STORED RECORDS:

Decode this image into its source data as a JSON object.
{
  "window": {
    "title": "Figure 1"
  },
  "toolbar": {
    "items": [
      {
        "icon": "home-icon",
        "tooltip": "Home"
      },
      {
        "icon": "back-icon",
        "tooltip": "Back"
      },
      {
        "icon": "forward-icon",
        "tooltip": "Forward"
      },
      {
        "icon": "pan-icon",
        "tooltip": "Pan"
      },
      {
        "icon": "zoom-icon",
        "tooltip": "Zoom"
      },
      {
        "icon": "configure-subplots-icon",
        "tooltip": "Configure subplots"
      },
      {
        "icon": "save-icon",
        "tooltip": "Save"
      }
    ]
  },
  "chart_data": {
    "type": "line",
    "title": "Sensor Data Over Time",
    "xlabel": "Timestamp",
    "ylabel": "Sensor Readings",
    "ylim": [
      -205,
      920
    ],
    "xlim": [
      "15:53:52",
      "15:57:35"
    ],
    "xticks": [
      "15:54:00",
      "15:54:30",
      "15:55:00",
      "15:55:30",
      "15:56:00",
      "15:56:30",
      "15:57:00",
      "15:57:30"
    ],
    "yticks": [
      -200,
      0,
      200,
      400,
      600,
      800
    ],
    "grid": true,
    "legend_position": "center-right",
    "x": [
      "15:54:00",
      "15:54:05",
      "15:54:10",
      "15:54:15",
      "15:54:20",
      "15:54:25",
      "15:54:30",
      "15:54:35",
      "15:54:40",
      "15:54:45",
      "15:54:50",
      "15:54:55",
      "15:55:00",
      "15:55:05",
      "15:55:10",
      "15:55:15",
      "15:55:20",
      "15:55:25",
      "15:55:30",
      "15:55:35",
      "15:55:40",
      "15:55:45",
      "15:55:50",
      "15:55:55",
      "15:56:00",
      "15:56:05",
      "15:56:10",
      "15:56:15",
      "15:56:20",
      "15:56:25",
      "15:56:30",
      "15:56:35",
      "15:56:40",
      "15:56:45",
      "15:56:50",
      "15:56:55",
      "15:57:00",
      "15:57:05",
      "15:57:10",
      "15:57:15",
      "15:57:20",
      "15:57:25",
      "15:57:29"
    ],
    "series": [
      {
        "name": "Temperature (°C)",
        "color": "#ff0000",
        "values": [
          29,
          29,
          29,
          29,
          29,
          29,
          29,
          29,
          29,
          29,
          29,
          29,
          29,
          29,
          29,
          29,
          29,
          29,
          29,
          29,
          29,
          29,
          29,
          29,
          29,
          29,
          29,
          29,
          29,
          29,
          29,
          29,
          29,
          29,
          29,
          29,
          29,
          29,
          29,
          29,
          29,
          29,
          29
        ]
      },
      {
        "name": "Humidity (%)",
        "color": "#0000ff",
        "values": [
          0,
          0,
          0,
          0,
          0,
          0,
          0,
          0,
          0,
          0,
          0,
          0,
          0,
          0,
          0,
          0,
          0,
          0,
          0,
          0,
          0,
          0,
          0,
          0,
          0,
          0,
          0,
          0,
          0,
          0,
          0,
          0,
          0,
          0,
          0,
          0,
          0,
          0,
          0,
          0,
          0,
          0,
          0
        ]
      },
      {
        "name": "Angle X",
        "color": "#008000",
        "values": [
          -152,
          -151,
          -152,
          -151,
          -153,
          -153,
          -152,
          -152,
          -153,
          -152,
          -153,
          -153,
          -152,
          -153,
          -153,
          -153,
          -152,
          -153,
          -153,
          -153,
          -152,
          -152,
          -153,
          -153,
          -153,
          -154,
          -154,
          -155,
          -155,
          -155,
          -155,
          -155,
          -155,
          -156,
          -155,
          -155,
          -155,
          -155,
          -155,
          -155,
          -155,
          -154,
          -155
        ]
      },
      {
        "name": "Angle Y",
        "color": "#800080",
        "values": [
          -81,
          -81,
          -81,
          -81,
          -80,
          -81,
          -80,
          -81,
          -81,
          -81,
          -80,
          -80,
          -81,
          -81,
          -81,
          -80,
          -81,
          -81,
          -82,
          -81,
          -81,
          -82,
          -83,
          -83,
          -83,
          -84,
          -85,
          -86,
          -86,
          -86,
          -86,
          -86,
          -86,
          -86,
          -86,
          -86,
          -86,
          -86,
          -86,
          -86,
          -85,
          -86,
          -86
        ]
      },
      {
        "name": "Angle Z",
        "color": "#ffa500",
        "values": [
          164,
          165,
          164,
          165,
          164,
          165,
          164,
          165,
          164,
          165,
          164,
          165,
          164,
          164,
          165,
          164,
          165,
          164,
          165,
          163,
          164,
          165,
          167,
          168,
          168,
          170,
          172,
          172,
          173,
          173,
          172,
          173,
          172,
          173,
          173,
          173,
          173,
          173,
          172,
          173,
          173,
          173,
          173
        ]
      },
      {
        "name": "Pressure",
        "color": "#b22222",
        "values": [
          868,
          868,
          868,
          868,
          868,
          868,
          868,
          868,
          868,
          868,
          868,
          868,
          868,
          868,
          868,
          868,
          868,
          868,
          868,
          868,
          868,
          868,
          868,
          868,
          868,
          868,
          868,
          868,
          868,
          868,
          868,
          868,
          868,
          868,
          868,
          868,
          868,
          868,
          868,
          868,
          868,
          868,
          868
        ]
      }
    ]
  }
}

CHALLENGE:
Look through the data above. Each line containing the word "Sensor" needs to be copied.

SOLUTION:
    "title": "Sensor Data Over Time",
    "ylabel": "Sensor Readings",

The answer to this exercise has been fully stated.